### [Comando 1]
Organize em lista numerada as linhas dos registros, começando pela primeira delas e seguindo até a linha que contém "551, 1618, 564]", inclusive. Omita as linhas em branco.

══ Trecho de origem

O Supremo Tribunal Federal já agendou o julgamento do recurso com potencial de influenciar diretamente a vida e os benefícios de milhares de aposentados e pensionistas do INSS. A Corte marcou entre os dias 4 e 11 de junho o julgamento, no plenário virtual, da chamada "revisão da vida toda", que poderá validar o aumento nas aposentadorias e pensões de segurados. Discute-se a aplicação da regra mais vantajosa aos beneficiários da Previdência Social que tiveram contribuições anteriores a julho de 1994, período que coincide com o Plano Real.
Especialistas ouvidos pela ConJur consideram ser difícil, no momento, avaliar os efeitos financeiros de uma possível decisão do STF em favor dos aposentados, embora julguem que o mais importante é a fixação de tese de repercussão geral de um tema que vem sendo discutido pelo Judiciário há anos sem que seja consolidada uma posição definitiva de como corrigir as pensões. Hoje há milhares de pedidos de revisão de benefícios, incluídas aposentadorias e pensões, os quais aguardam por uma decisão.
A causa vem de longe. A Lei 9.876/99 reformou a Previdência e criou uma regra de transição que desconsiderou, para o cálculo da aposentadoria, os valores recebidos antes de julho de 1994. A revisão da vida toda permitiria que segurados que tiveram contribuições altas anteriores a esse período pudessem usar a média de todos os salários de contribuição para a revisão do benefício, com base no artigo 29 da Lei 8.213/1991.
Antes desta lei, todos os benefícios eram concedidos com base nas últimas 36 contribuições existentes nos últimos 48 meses antes do pedido de aposentadoria. Foram criadas, duas regras, a definitiva e a regra de transição. Na regra de transição criada, que deveria ser utilizada para o cálculo de todos os benefícios de quem já estava contribuindo com o INSS antes da nova regra, só deveriam ser considerados os salários de contribuição a partir de julho de 1994.

════
══ Registros de dados

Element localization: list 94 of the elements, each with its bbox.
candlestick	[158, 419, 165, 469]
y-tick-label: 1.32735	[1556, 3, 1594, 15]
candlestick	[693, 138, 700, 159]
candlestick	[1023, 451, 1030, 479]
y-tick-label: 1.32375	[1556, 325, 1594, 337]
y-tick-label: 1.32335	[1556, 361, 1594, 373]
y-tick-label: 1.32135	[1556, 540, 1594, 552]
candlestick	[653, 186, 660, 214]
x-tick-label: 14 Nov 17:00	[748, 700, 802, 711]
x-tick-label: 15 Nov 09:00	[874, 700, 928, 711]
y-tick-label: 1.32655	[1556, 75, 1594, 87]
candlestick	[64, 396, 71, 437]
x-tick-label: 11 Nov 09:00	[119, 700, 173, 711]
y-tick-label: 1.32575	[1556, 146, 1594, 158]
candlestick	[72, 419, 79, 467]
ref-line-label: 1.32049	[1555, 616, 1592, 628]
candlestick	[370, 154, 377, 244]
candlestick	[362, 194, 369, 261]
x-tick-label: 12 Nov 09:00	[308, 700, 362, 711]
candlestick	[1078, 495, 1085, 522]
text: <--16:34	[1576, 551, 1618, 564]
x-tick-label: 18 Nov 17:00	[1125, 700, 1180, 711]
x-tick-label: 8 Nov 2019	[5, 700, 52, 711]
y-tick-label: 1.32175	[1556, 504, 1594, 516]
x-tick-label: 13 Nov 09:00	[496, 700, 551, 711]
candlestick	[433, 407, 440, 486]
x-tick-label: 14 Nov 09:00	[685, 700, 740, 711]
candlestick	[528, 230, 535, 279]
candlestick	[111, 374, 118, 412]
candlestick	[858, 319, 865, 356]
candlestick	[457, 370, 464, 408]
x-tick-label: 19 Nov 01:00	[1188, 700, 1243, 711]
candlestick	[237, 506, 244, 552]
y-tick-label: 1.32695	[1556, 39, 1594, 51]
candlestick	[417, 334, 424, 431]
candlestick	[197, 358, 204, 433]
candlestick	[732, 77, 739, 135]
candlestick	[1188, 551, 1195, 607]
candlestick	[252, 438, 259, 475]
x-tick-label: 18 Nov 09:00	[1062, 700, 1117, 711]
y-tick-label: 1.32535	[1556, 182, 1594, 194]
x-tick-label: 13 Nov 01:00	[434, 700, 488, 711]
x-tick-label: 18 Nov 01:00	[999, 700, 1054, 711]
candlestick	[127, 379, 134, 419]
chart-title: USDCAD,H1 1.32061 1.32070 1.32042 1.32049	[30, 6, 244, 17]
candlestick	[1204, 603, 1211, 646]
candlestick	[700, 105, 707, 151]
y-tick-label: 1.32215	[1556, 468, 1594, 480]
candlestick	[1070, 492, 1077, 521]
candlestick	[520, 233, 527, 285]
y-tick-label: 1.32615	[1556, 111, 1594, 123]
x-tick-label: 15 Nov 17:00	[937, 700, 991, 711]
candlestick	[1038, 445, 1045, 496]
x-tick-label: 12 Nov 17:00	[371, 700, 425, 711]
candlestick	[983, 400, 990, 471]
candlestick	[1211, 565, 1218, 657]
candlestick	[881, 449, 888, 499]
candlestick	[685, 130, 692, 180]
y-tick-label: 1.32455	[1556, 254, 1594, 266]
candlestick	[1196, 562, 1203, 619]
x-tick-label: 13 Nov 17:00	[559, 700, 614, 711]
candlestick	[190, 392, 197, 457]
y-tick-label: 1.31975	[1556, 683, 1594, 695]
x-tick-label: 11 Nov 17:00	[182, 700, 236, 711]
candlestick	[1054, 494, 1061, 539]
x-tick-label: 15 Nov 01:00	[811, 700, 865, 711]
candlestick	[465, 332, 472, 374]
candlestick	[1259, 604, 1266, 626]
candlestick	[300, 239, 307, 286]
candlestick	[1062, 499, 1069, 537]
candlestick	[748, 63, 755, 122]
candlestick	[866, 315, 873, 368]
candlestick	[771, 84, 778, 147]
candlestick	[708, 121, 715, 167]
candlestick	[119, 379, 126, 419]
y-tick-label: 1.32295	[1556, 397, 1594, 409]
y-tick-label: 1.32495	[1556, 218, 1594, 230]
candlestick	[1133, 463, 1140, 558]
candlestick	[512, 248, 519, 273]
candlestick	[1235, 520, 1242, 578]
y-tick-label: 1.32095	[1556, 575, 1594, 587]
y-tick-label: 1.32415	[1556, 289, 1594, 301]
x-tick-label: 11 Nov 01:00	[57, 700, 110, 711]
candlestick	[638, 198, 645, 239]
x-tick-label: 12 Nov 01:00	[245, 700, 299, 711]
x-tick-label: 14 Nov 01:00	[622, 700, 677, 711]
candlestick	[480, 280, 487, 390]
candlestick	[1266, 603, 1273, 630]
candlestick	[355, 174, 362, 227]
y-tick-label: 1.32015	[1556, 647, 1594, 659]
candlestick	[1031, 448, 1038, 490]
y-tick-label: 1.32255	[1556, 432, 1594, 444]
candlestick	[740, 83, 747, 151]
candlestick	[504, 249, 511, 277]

════

### [Comando 2]
Retome o texto sobre a revisão da vida toda das aposentadorias a partir do ponto em que ele para.

### [Resposta 1]
1. Element localization: list 94 of the elements, each with its bbox.
2. candlestick	[158, 419, 165, 469]
3. y-tick-label: 1.32735	[1556, 3, 1594, 15]
4. candlestick	[693, 138, 700, 159]
5. candlestick	[1023, 451, 1030, 479]
6. y-tick-label: 1.32375	[1556, 325, 1594, 337]
7. y-tick-label: 1.32335	[1556, 361, 1594, 373]
8. y-tick-label: 1.32135	[1556, 540, 1594, 552]
9. candlestick	[653, 186, 660, 214]
10. x-tick-label: 14 Nov 17:00	[748, 700, 802, 711]
11. x-tick-label: 15 Nov 09:00	[874, 700, 928, 711]
12. y-tick-label: 1.32655	[1556, 75, 1594, 87]
13. candlestick	[64, 396, 71, 437]
14. x-tick-label: 11 Nov 09:00	[119, 700, 173, 711]
15. y-tick-label: 1.32575	[1556, 146, 1594, 158]
16. candlestick	[72, 419, 79, 467]
17. ref-line-label: 1.32049	[1555, 616, 1592, 628]
18. candlestick	[370, 154, 377, 244]
19. candlestick	[362, 194, 369, 261]
20. x-tick-label: 12 Nov 09:00	[308, 700, 362, 711]
21. candlestick	[1078, 495, 1085, 522]
22. text: <--16:34	[1576, 551, 1618, 564]

### [Resposta 2]
A regra de cálculo definitiva, por outro lado, previa a inclusão de todos os salários de contribuição, de toda a vida, para cálculo de benefícios. O INSS, desde então, sempre considerou somente as contribuições de julho de 1994 para a concessão de todos os benefícios. Acontece, que em alguns casos, mesmo sendo hipótese de utilização da regra de transição, o segurado tinha um benefício maior, caso fosse feito o cálculo pela regra definitiva, e começaram então a chover processos de revisão, solicitando a utilização da regra de cálculo definitiva e não de transição.
Marco Aurélio relator
A ação em debate foi ajuizada contra o Instituto Nacional da Seguridade Social (INSS) por um contribuinte do Rio Grande do Sul afetado pelas regras. O pedido foi negado em primeira e segunda instâncias, mas aceito no Superior Tribunal de Justiça em 2019. O INSS interpôs recurso extraordinário ao Supremo Tribunal Federal, que aguarda julgamento. Segundo o governo, a não aplicação da regra da Lei 9.876/99 equivaleria à declaração da sua inconstitucionalidade, e a exclusão do período contributivo anterior teria sido opção legislativa.
O caso será relatado pelo ministro Marco Aurélio, que ainda não apresentou seu voto. A primeira manifestação oficial partiu do procurador-geral da República, Augusto Aras, que, em parecer enviado ao STF, opina pelo não provimento do recurso e pela possibilidade de revisão da vida toda aos segurados que ingressaram no regime geral da Previdência antes da publicação da lei de 1999. O próprio STF, segundo Aras, já firmou entendimento segundo o qual, em matéria previdenciária, deve ser assegurado o benefício mais vantajoso.
"Desconsiderar o efetivo recolhimento das contribuições realizado antes da competência de julho de 1994 vai de encontro ao direito ao melhor benefício e à expectativa do contribuinte, amparada no princípio da segurança jurídica, de ter consideradas na composição do salário de benefício as melhores contribuições de todo o seu período contributivo", sustenta.
O advogado especialista em Direito Previdenciário João Badari, sócio do escritório Aith, Badari e Luchin Advogados, explica que a decisão beneficiará profissionais que estão no mercado de trabalho antes de julho de 1994 — aposentados ou não — que podem exigir a inclusão dessas contribuições na contagem. "Essa ação beneficia quem tinha bons salários antes de 1994 e, consequentemente, fazia contribuições maiores ao INSS e que, se computadas no cálculo para aposentadoria, farão a diferença no cálculo do valor".
O prazo para pedir a revisão é de até dez anos, ou seja, se o segurado se aposentou em 2011, ele expira este ano. Por isso é importante ingressar com a ação na Justiça o mais rápido possível para conseguir ter o seu direito julgado de acordo com a decisão do STF, orienta Badari, que atua como amicus curiae no caso.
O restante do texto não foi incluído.